------ DATA RECORDS ------

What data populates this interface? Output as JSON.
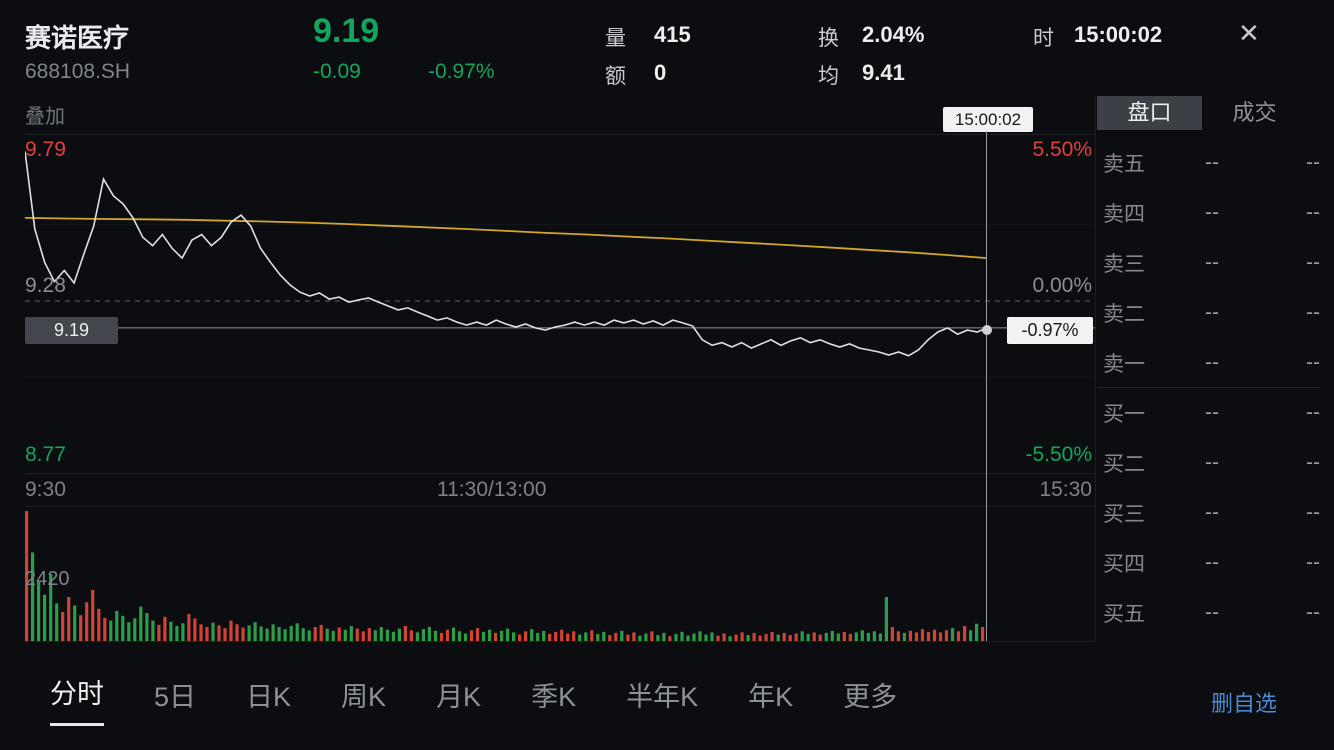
{
  "header": {
    "name": "赛诺医疗",
    "code": "688108.SH",
    "price": "9.19",
    "change": "-0.09",
    "change_pct": "-0.97%",
    "volume_label": "量",
    "volume": "415",
    "amount_label": "额",
    "amount": "0",
    "turnover_label": "换",
    "turnover": "2.04%",
    "avg_label": "均",
    "avg_price": "9.41",
    "time_label": "时",
    "time": "15:00:02",
    "close_glyph": "✕"
  },
  "chart": {
    "overlay_label": "叠加",
    "crosshair_time": "15:00:02",
    "y_left_high": "9.79",
    "y_left_mid": "9.28",
    "y_left_low": "8.77",
    "current_price_tag": "9.19",
    "y_right_high": "5.50%",
    "y_right_mid": "0.00%",
    "current_pct_tag": "-0.97%",
    "y_right_low": "-5.50%",
    "x_labels": [
      "9:30",
      "11:30/13:00",
      "15:30"
    ],
    "volume_scale": "2420"
  },
  "chart_data": {
    "type": "line",
    "title": "赛诺医疗 688108.SH 分时",
    "prev_close": 9.28,
    "day_high": 9.79,
    "day_low_scale": 8.77,
    "ylim_pct": [
      -5.5,
      5.5
    ],
    "x_range": [
      "9:30",
      "15:00"
    ],
    "current_pct": -0.97,
    "colors": {
      "price": "#dfe1e4",
      "avg": "#d2a62c",
      "up": "#d04438",
      "down": "#2c9e4b",
      "zero_line": "#5c6168",
      "cur_line": "#8d939b"
    },
    "series": [
      {
        "name": "price_pct",
        "values": [
          5.4,
          2.6,
          1.4,
          0.7,
          1.1,
          0.65,
          1.7,
          2.7,
          4.4,
          3.8,
          3.5,
          3.0,
          2.3,
          2.0,
          2.4,
          1.9,
          1.55,
          2.2,
          2.4,
          2.0,
          2.3,
          2.85,
          3.1,
          2.7,
          1.9,
          1.4,
          0.94,
          0.58,
          0.32,
          0.18,
          0.29,
          0.07,
          0.14,
          -0.04,
          0.04,
          0.11,
          -0.04,
          -0.18,
          -0.32,
          -0.25,
          -0.4,
          -0.54,
          -0.69,
          -0.61,
          -0.76,
          -0.87,
          -0.76,
          -0.87,
          -0.69,
          -0.83,
          -0.94,
          -0.83,
          -0.97,
          -1.05,
          -0.94,
          -0.87,
          -0.76,
          -0.87,
          -0.76,
          -0.87,
          -0.69,
          -0.79,
          -0.69,
          -0.83,
          -0.72,
          -0.87,
          -0.69,
          -0.79,
          -0.9,
          -1.4,
          -1.6,
          -1.5,
          -1.66,
          -1.5,
          -1.7,
          -1.55,
          -1.4,
          -1.6,
          -1.44,
          -1.33,
          -1.5,
          -1.4,
          -1.55,
          -1.66,
          -1.55,
          -1.7,
          -1.77,
          -1.84,
          -1.95,
          -1.84,
          -1.98,
          -1.77,
          -1.4,
          -1.12,
          -0.97,
          -1.2,
          -1.05,
          -1.12,
          -0.97
        ]
      },
      {
        "name": "avg_pct",
        "values": [
          3.0,
          2.98,
          2.96,
          2.95,
          2.93,
          2.9,
          2.87,
          2.83,
          2.78,
          2.72,
          2.66,
          2.6,
          2.53,
          2.46,
          2.4,
          2.33,
          2.26,
          2.18,
          2.1,
          2.02,
          1.94,
          1.85,
          1.76,
          1.66,
          1.55
        ]
      },
      {
        "name": "volume",
        "values": [
          2420,
          1650,
          1100,
          860,
          1250,
          700,
          540,
          820,
          660,
          480,
          720,
          950,
          600,
          430,
          380,
          560,
          470,
          350,
          420,
          640,
          520,
          380,
          300,
          450,
          360,
          280,
          330,
          500,
          420,
          310,
          260,
          340,
          290,
          240,
          380,
          310,
          250,
          290,
          350,
          270,
          230,
          310,
          260,
          220,
          280,
          330,
          240,
          200,
          260,
          300,
          230,
          190,
          250,
          210,
          280,
          230,
          180,
          240,
          200,
          260,
          210,
          170,
          230,
          280,
          200,
          160,
          220,
          260,
          190,
          150,
          210,
          250,
          180,
          140,
          200,
          240,
          170,
          210,
          150,
          190,
          230,
          160,
          120,
          180,
          220,
          150,
          190,
          130,
          170,
          210,
          140,
          180,
          120,
          160,
          200,
          130,
          170,
          110,
          150,
          190,
          120,
          160,
          100,
          140,
          180,
          110,
          150,
          90,
          130,
          170,
          100,
          140,
          180,
          120,
          160,
          100,
          140,
          90,
          120,
          160,
          110,
          150,
          100,
          130,
          170,
          120,
          150,
          110,
          140,
          180,
          130,
          160,
          120,
          150,
          190,
          140,
          170,
          130,
          160,
          200,
          150,
          180,
          140,
          820,
          260,
          180,
          150,
          190,
          160,
          220,
          170,
          210,
          160,
          200,
          240,
          180,
          280,
          200,
          320,
          260
        ]
      }
    ]
  },
  "panel": {
    "tabs": [
      {
        "label": "盘口"
      },
      {
        "label": "成交"
      }
    ],
    "sell_rows": [
      {
        "label": "卖五",
        "price": "--",
        "volume": "--"
      },
      {
        "label": "卖四",
        "price": "--",
        "volume": "--"
      },
      {
        "label": "卖三",
        "price": "--",
        "volume": "--"
      },
      {
        "label": "卖二",
        "price": "--",
        "volume": "--"
      },
      {
        "label": "卖一",
        "price": "--",
        "volume": "--"
      }
    ],
    "buy_rows": [
      {
        "label": "买一",
        "price": "--",
        "volume": "--"
      },
      {
        "label": "买二",
        "price": "--",
        "volume": "--"
      },
      {
        "label": "买三",
        "price": "--",
        "volume": "--"
      },
      {
        "label": "买四",
        "price": "--",
        "volume": "--"
      },
      {
        "label": "买五",
        "price": "--",
        "volume": "--"
      }
    ]
  },
  "bottom": {
    "tabs": [
      "分时",
      "5日",
      "日K",
      "周K",
      "月K",
      "季K",
      "半年K",
      "年K",
      "更多"
    ],
    "active": "分时",
    "watchlist_action": "删自选"
  }
}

------

**CHALLENGE:**
Leave out the pictures and give the rest of the records again exactly.

**THE RESULT:**
What data populates this interface? Output as JSON.
{
  "header": {
    "name": "赛诺医疗",
    "code": "688108.SH",
    "price": "9.19",
    "change": "-0.09",
    "change_pct": "-0.97%",
    "volume_label": "量",
    "volume": "415",
    "amount_label": "额",
    "amount": "0",
    "turnover_label": "换",
    "turnover": "2.04%",
    "avg_label": "均",
    "avg_price": "9.41",
    "time_label": "时",
    "time": "15:00:02",
    "close_glyph": "✕"
  },
  "chart": {
    "overlay_label": "叠加",
    "crosshair_time": "15:00:02",
    "y_left_high": "9.79",
    "y_left_mid": "9.28",
    "y_left_low": "8.77",
    "current_price_tag": "9.19",
    "y_right_high": "5.50%",
    "y_right_mid": "0.00%",
    "current_pct_tag": "-0.97%",
    "y_right_low": "-5.50%",
    "x_labels": [
      "9:30",
      "11:30/13:00",
      "15:30"
    ],
    "volume_scale": "2420"
  },
  "chart_data": {
    "type": "line",
    "title": "赛诺医疗 688108.SH 分时",
    "prev_close": 9.28,
    "day_high": 9.79,
    "day_low_scale": 8.77,
    "ylim_pct": [
      -5.5,
      5.5
    ],
    "x_range": [
      "9:30",
      "15:00"
    ],
    "current_pct": -0.97,
    "colors": {
      "price": "#dfe1e4",
      "avg": "#d2a62c",
      "up": "#d04438",
      "down": "#2c9e4b",
      "zero_line": "#5c6168",
      "cur_line": "#8d939b"
    },
    "series": [
      {
        "name": "price_pct",
        "values": [
          5.4,
          2.6,
          1.4,
          0.7,
          1.1,
          0.65,
          1.7,
          2.7,
          4.4,
          3.8,
          3.5,
          3.0,
          2.3,
          2.0,
          2.4,
          1.9,
          1.55,
          2.2,
          2.4,
          2.0,
          2.3,
          2.85,
          3.1,
          2.7,
          1.9,
          1.4,
          0.94,
          0.58,
          0.32,
          0.18,
          0.29,
          0.07,
          0.14,
          -0.04,
          0.04,
          0.11,
          -0.04,
          -0.18,
          -0.32,
          -0.25,
          -0.4,
          -0.54,
          -0.69,
          -0.61,
          -0.76,
          -0.87,
          -0.76,
          -0.87,
          -0.69,
          -0.83,
          -0.94,
          -0.83,
          -0.97,
          -1.05,
          -0.94,
          -0.87,
          -0.76,
          -0.87,
          -0.76,
          -0.87,
          -0.69,
          -0.79,
          -0.69,
          -0.83,
          -0.72,
          -0.87,
          -0.69,
          -0.79,
          -0.9,
          -1.4,
          -1.6,
          -1.5,
          -1.66,
          -1.5,
          -1.7,
          -1.55,
          -1.4,
          -1.6,
          -1.44,
          -1.33,
          -1.5,
          -1.4,
          -1.55,
          -1.66,
          -1.55,
          -1.7,
          -1.77,
          -1.84,
          -1.95,
          -1.84,
          -1.98,
          -1.77,
          -1.4,
          -1.12,
          -0.97,
          -1.2,
          -1.05,
          -1.12,
          -0.97
        ]
      },
      {
        "name": "avg_pct",
        "values": [
          3.0,
          2.98,
          2.96,
          2.95,
          2.93,
          2.9,
          2.87,
          2.83,
          2.78,
          2.72,
          2.66,
          2.6,
          2.53,
          2.46,
          2.4,
          2.33,
          2.26,
          2.18,
          2.1,
          2.02,
          1.94,
          1.85,
          1.76,
          1.66,
          1.55
        ]
      },
      {
        "name": "volume",
        "values": [
          2420,
          1650,
          1100,
          860,
          1250,
          700,
          540,
          820,
          660,
          480,
          720,
          950,
          600,
          430,
          380,
          560,
          470,
          350,
          420,
          640,
          520,
          380,
          300,
          450,
          360,
          280,
          330,
          500,
          420,
          310,
          260,
          340,
          290,
          240,
          380,
          310,
          250,
          290,
          350,
          270,
          230,
          310,
          260,
          220,
          280,
          330,
          240,
          200,
          260,
          300,
          230,
          190,
          250,
          210,
          280,
          230,
          180,
          240,
          200,
          260,
          210,
          170,
          230,
          280,
          200,
          160,
          220,
          260,
          190,
          150,
          210,
          250,
          180,
          140,
          200,
          240,
          170,
          210,
          150,
          190,
          230,
          160,
          120,
          180,
          220,
          150,
          190,
          130,
          170,
          210,
          140,
          180,
          120,
          160,
          200,
          130,
          170,
          110,
          150,
          190,
          120,
          160,
          100,
          140,
          180,
          110,
          150,
          90,
          130,
          170,
          100,
          140,
          180,
          120,
          160,
          100,
          140,
          90,
          120,
          160,
          110,
          150,
          100,
          130,
          170,
          120,
          150,
          110,
          140,
          180,
          130,
          160,
          120,
          150,
          190,
          140,
          170,
          130,
          160,
          200,
          150,
          180,
          140,
          820,
          260,
          180,
          150,
          190,
          160,
          220,
          170,
          210,
          160,
          200,
          240,
          180,
          280,
          200,
          320,
          260
        ]
      }
    ]
  },
  "panel": {
    "tabs": [
      {
        "label": "盘口"
      },
      {
        "label": "成交"
      }
    ],
    "sell_rows": [
      {
        "label": "卖五",
        "price": "--",
        "volume": "--"
      },
      {
        "label": "卖四",
        "price": "--",
        "volume": "--"
      },
      {
        "label": "卖三",
        "price": "--",
        "volume": "--"
      },
      {
        "label": "卖二",
        "price": "--",
        "volume": "--"
      },
      {
        "label": "卖一",
        "price": "--",
        "volume": "--"
      }
    ],
    "buy_rows": [
      {
        "label": "买一",
        "price": "--",
        "volume": "--"
      },
      {
        "label": "买二",
        "price": "--",
        "volume": "--"
      },
      {
        "label": "买三",
        "price": "--",
        "volume": "--"
      },
      {
        "label": "买四",
        "price": "--",
        "volume": "--"
      },
      {
        "label": "买五",
        "price": "--",
        "volume": "--"
      }
    ]
  },
  "bottom": {
    "tabs": [
      "分时",
      "5日",
      "日K",
      "周K",
      "月K",
      "季K",
      "半年K",
      "年K",
      "更多"
    ],
    "active": "分时",
    "watchlist_action": "删自选"
  }
}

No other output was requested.